**DESCRIPTION OF THE TASK:** Exactly reproduce the entries, dropping any pictures from your copy.

(Collected data entries)
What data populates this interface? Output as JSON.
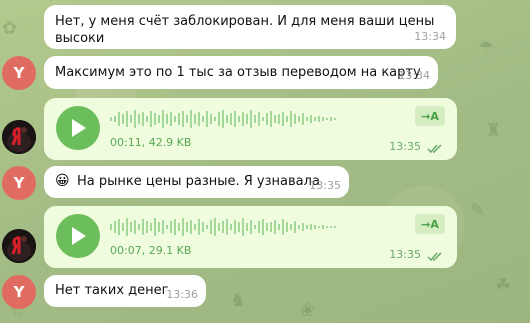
{
  "messages": [
    {
      "text": "Нет, у меня счёт заблокирован. И для меня ваши цены высоки",
      "time": "13:34"
    },
    {
      "text": "Максимум это по 1 тыс за отзыв переводом на карту",
      "time": "13:34",
      "avatar": "Y"
    },
    {
      "duration": "00:11, 42.9 KB",
      "time": "13:35",
      "transcribe": "→A"
    },
    {
      "emoji": "😀",
      "text": "На рынке цены разные. Я узнавала",
      "time": "13:35",
      "avatar": "Y"
    },
    {
      "duration": "00:07, 29.1 KB",
      "time": "13:35",
      "transcribe": "→A"
    },
    {
      "text": "Нет таких денег",
      "time": "13:36",
      "avatar": "Y"
    }
  ],
  "colors": {
    "accent": "#6cbd5b",
    "avatar": "#e06c61",
    "outgoing_bubble": "#effdde",
    "incoming_bubble": "#ffffff"
  },
  "icons": [
    "play-icon",
    "double-check-icon",
    "transcribe-icon",
    "avatar-photo-icon"
  ]
}
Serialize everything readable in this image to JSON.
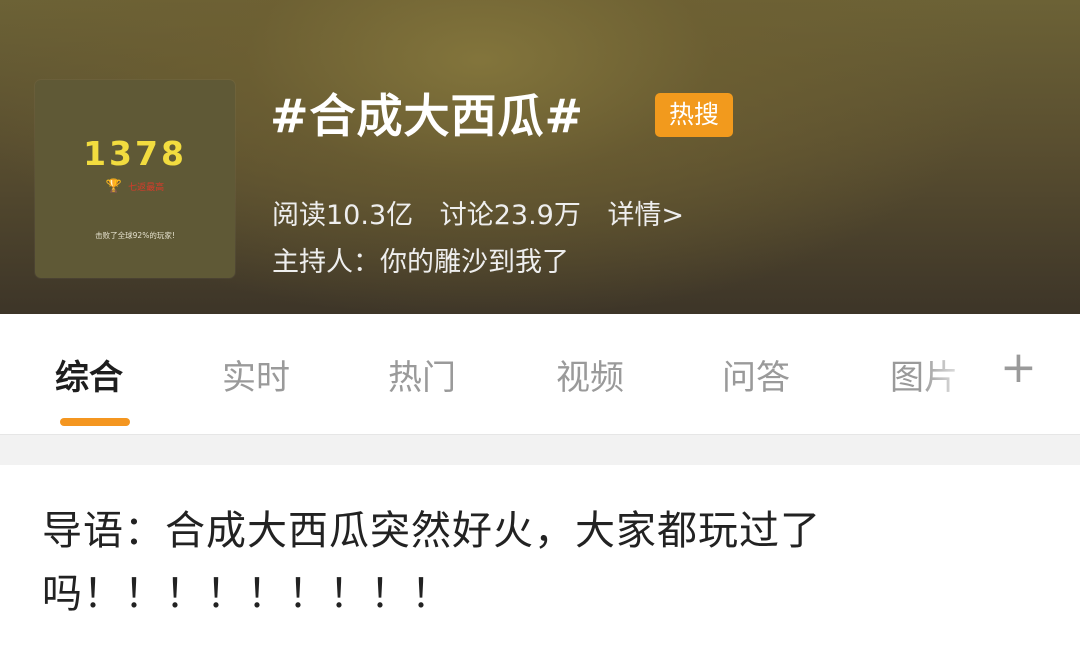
{
  "topic": {
    "title": "#合成大西瓜#",
    "badge": "热搜",
    "reads": "阅读10.3亿",
    "discussions": "讨论23.9万",
    "details_link": "详情>",
    "host": "主持人：你的雕沙到我了"
  },
  "thumbnail": {
    "score": "1378",
    "best_label": "七返最高",
    "beat_text": "击败了全球92%的玩家!"
  },
  "tabs": [
    {
      "label": "综合",
      "active": true
    },
    {
      "label": "实时",
      "active": false
    },
    {
      "label": "热门",
      "active": false
    },
    {
      "label": "视频",
      "active": false
    },
    {
      "label": "问答",
      "active": false
    },
    {
      "label": "图片",
      "active": false
    }
  ],
  "colors": {
    "accent": "#f49620",
    "badge": "#f29a1d",
    "score": "#f2dc3f"
  },
  "intro": {
    "text": "导语：合成大西瓜突然好火，大家都玩过了吗！！！！！！！！！"
  }
}
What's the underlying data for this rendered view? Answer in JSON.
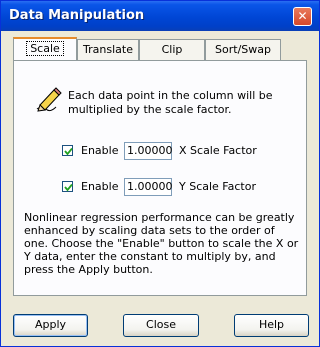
{
  "window": {
    "title": "Data Manipulation",
    "close_glyph": "✕"
  },
  "tabs": [
    {
      "label": "Scale",
      "active": true
    },
    {
      "label": "Translate",
      "active": false
    },
    {
      "label": "Clip",
      "active": false
    },
    {
      "label": "Sort/Swap",
      "active": false
    }
  ],
  "scale": {
    "description": "Each data point in the column will be multiplied by the scale factor.",
    "x_row": {
      "enable_label": "Enable",
      "checked": true,
      "value": "1.00000",
      "factor_label": "X Scale Factor"
    },
    "y_row": {
      "enable_label": "Enable",
      "checked": true,
      "value": "1.00000",
      "factor_label": "Y Scale Factor"
    },
    "note": "Nonlinear regression performance can be greatly enhanced by scaling data sets to the order of one. Choose the \"Enable\" button to scale the X or Y data, enter the constant to multiply by, and press the Apply button."
  },
  "buttons": {
    "apply": "Apply",
    "close": "Close",
    "help": "Help"
  },
  "icons": {
    "pencil": "pencil-icon",
    "close": "close-icon",
    "check": "checkmark-icon"
  }
}
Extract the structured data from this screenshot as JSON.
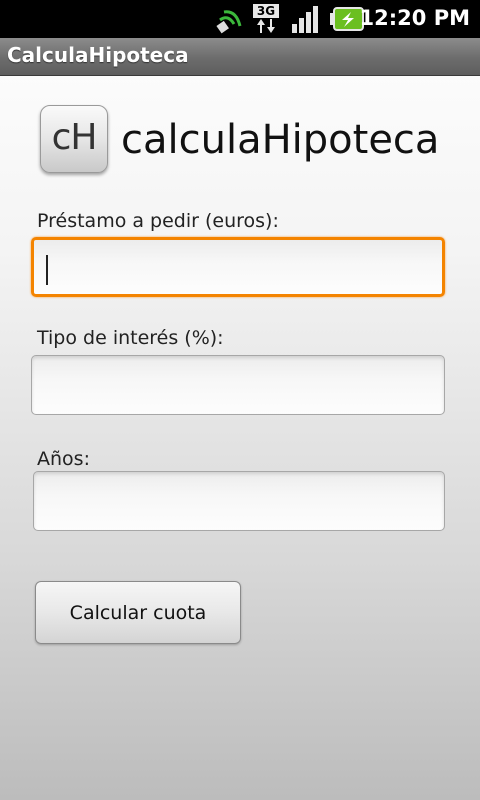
{
  "status_bar": {
    "time": "12:20 PM",
    "network_type": "3G",
    "icons": [
      "gps-satellite-icon",
      "3g-data-icon",
      "signal-strength-icon",
      "battery-charging-icon"
    ]
  },
  "title_bar": {
    "title": "CalculaHipoteca"
  },
  "app_header": {
    "logo_text": "cH",
    "title": "calculaHipoteca"
  },
  "form": {
    "loan": {
      "label": "Préstamo a pedir (euros):",
      "value": "",
      "focused": true
    },
    "interest": {
      "label": "Tipo de interés (%):",
      "value": ""
    },
    "years": {
      "label": "Años:",
      "value": ""
    },
    "submit_label": "Calcular cuota"
  },
  "colors": {
    "focus_border": "#f48400",
    "battery_green": "#6bbf20",
    "gps_green": "#3cb83c"
  }
}
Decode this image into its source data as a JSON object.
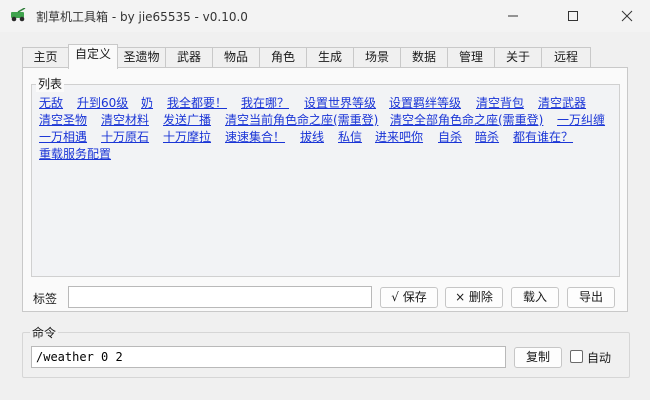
{
  "window": {
    "title": "割草机工具箱  - by jie65535  - v0.10.0",
    "accent_color": "#1a35d6"
  },
  "tabs": [
    {
      "label": "主页",
      "active": false
    },
    {
      "label": "自定义",
      "active": true
    },
    {
      "label": "圣遗物",
      "active": false
    },
    {
      "label": "武器",
      "active": false
    },
    {
      "label": "物品",
      "active": false
    },
    {
      "label": "角色",
      "active": false
    },
    {
      "label": "生成",
      "active": false
    },
    {
      "label": "场景",
      "active": false
    },
    {
      "label": "数据",
      "active": false
    },
    {
      "label": "管理",
      "active": false
    },
    {
      "label": "关于",
      "active": false
    },
    {
      "label": "远程",
      "active": false
    }
  ],
  "custom": {
    "list_title": "列表",
    "commands": [
      [
        "无敌",
        "升到60级",
        "奶",
        "我全都要！",
        "我在哪？",
        "设置世界等级",
        "设置羁绊等级",
        "清空背包",
        "清空武器"
      ],
      [
        "清空圣物",
        "清空材料",
        "发送广播",
        "清空当前角色命之座(需重登)",
        "清空全部角色命之座(需重登)",
        "一万纠缠"
      ],
      [
        "一万相遇",
        "十万原石",
        "十万摩拉",
        "速速集合！",
        "拔线",
        "私信",
        "进来吧你",
        "自杀",
        "暗杀",
        "都有谁在？"
      ],
      [
        "重载服务配置"
      ]
    ],
    "tag_label": "标签",
    "tag_value": "",
    "save_button": "√ 保存",
    "delete_button": "× 删除",
    "load_button": "载入",
    "export_button": "导出"
  },
  "command": {
    "title": "命令",
    "value": "/weather 0 2",
    "copy_button": "复制",
    "auto_label": "自动",
    "auto_checked": false
  }
}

**EXERCISE ANSWER:**
What data populates this interface? Output as JSON.
{
  "messages": [
    {
      "text": "Нет, у меня счёт заблокирован. И для меня ваши цены высоки",
      "time": "13:34"
    },
    {
      "text": "Максимум это по 1 тыс за отзыв переводом на карту",
      "time": "13:34",
      "avatar": "Y"
    },
    {
      "duration": "00:11, 42.9 KB",
      "time": "13:35",
      "transcribe": "→A"
    },
    {
      "emoji": "😀",
      "text": "На рынке цены разные. Я узнавала",
      "time": "13:35",
      "avatar": "Y"
    },
    {
      "duration": "00:07, 29.1 KB",
      "time": "13:35",
      "transcribe": "→A"
    },
    {
      "text": "Нет таких денег",
      "time": "13:36",
      "avatar": "Y"
    }
  ],
  "colors": {
    "accent": "#6cbd5b",
    "avatar": "#e06c61",
    "outgoing_bubble": "#effdde",
    "incoming_bubble": "#ffffff"
  },
  "icons": [
    "play-icon",
    "double-check-icon",
    "transcribe-icon",
    "avatar-photo-icon"
  ]
}
Serialize everything readable in this image to JSON.
{
  "topic": {
    "title": "#合成大西瓜#",
    "badge": "热搜",
    "reads": "阅读10.3亿",
    "discussions": "讨论23.9万",
    "details_link": "详情>",
    "host": "主持人：你的雕沙到我了"
  },
  "thumbnail": {
    "score": "1378",
    "best_label": "七返最高",
    "beat_text": "击败了全球92%的玩家!"
  },
  "tabs": [
    {
      "label": "综合",
      "active": true
    },
    {
      "label": "实时",
      "active": false
    },
    {
      "label": "热门",
      "active": false
    },
    {
      "label": "视频",
      "active": false
    },
    {
      "label": "问答",
      "active": false
    },
    {
      "label": "图片",
      "active": false
    }
  ],
  "colors": {
    "accent": "#f49620",
    "badge": "#f29a1d",
    "score": "#f2dc3f"
  },
  "intro": {
    "text": "导语：合成大西瓜突然好火，大家都玩过了吗！！！！！！！！！"
  }
}
What's the underlying data for this rendered view? Answer in JSON.
{
  "window": {
    "title": "Data Manipulation",
    "close_glyph": "✕"
  },
  "tabs": [
    {
      "label": "Scale",
      "active": true
    },
    {
      "label": "Translate",
      "active": false
    },
    {
      "label": "Clip",
      "active": false
    },
    {
      "label": "Sort/Swap",
      "active": false
    }
  ],
  "scale": {
    "description": "Each data point in the column will be multiplied by the scale factor.",
    "x_row": {
      "enable_label": "Enable",
      "checked": true,
      "value": "1.00000",
      "factor_label": "X Scale Factor"
    },
    "y_row": {
      "enable_label": "Enable",
      "checked": true,
      "value": "1.00000",
      "factor_label": "Y Scale Factor"
    },
    "note": "Nonlinear regression performance can be greatly enhanced by scaling data sets to the order of one. Choose the \"Enable\" button to scale the X or Y data, enter the constant to multiply by, and press the Apply button."
  },
  "buttons": {
    "apply": "Apply",
    "close": "Close",
    "help": "Help"
  },
  "icons": {
    "pencil": "pencil-icon",
    "close": "close-icon",
    "check": "checkmark-icon"
  }
}
Extract the structured data from this screenshot as JSON.
{
  "status_bar": {
    "time": "12:20 PM",
    "network_type": "3G",
    "icons": [
      "gps-satellite-icon",
      "3g-data-icon",
      "signal-strength-icon",
      "battery-charging-icon"
    ]
  },
  "title_bar": {
    "title": "CalculaHipoteca"
  },
  "app_header": {
    "logo_text": "cH",
    "title": "calculaHipoteca"
  },
  "form": {
    "loan": {
      "label": "Préstamo a pedir (euros):",
      "value": "",
      "focused": true
    },
    "interest": {
      "label": "Tipo de interés (%):",
      "value": ""
    },
    "years": {
      "label": "Años:",
      "value": ""
    },
    "submit_label": "Calcular cuota"
  },
  "colors": {
    "focus_border": "#f48400",
    "battery_green": "#6bbf20",
    "gps_green": "#3cb83c"
  }
}
Decode this image into its source data as a JSON object.
{
  "window": {
    "title": "割草机工具箱  - by jie65535  - v0.10.0",
    "accent_color": "#1a35d6"
  },
  "tabs": [
    {
      "label": "主页",
      "active": false
    },
    {
      "label": "自定义",
      "active": true
    },
    {
      "label": "圣遗物",
      "active": false
    },
    {
      "label": "武器",
      "active": false
    },
    {
      "label": "物品",
      "active": false
    },
    {
      "label": "角色",
      "active": false
    },
    {
      "label": "生成",
      "active": false
    },
    {
      "label": "场景",
      "active": false
    },
    {
      "label": "数据",
      "active": false
    },
    {
      "label": "管理",
      "active": false
    },
    {
      "label": "关于",
      "active": false
    },
    {
      "label": "远程",
      "active": false
    }
  ],
  "custom": {
    "list_title": "列表",
    "commands": [
      [
        "无敌",
        "升到60级",
        "奶",
        "我全都要！",
        "我在哪？",
        "设置世界等级",
        "设置羁绊等级",
        "清空背包",
        "清空武器"
      ],
      [
        "清空圣物",
        "清空材料",
        "发送广播",
        "清空当前角色命之座(需重登)",
        "清空全部角色命之座(需重登)",
        "一万纠缠"
      ],
      [
        "一万相遇",
        "十万原石",
        "十万摩拉",
        "速速集合！",
        "拔线",
        "私信",
        "进来吧你",
        "自杀",
        "暗杀",
        "都有谁在？"
      ],
      [
        "重载服务配置"
      ]
    ],
    "tag_label": "标签",
    "tag_value": "",
    "save_button": "√ 保存",
    "delete_button": "× 删除",
    "load_button": "载入",
    "export_button": "导出"
  },
  "command": {
    "title": "命令",
    "value": "/weather 0 2",
    "copy_button": "复制",
    "auto_label": "自动",
    "auto_checked": false
  }
}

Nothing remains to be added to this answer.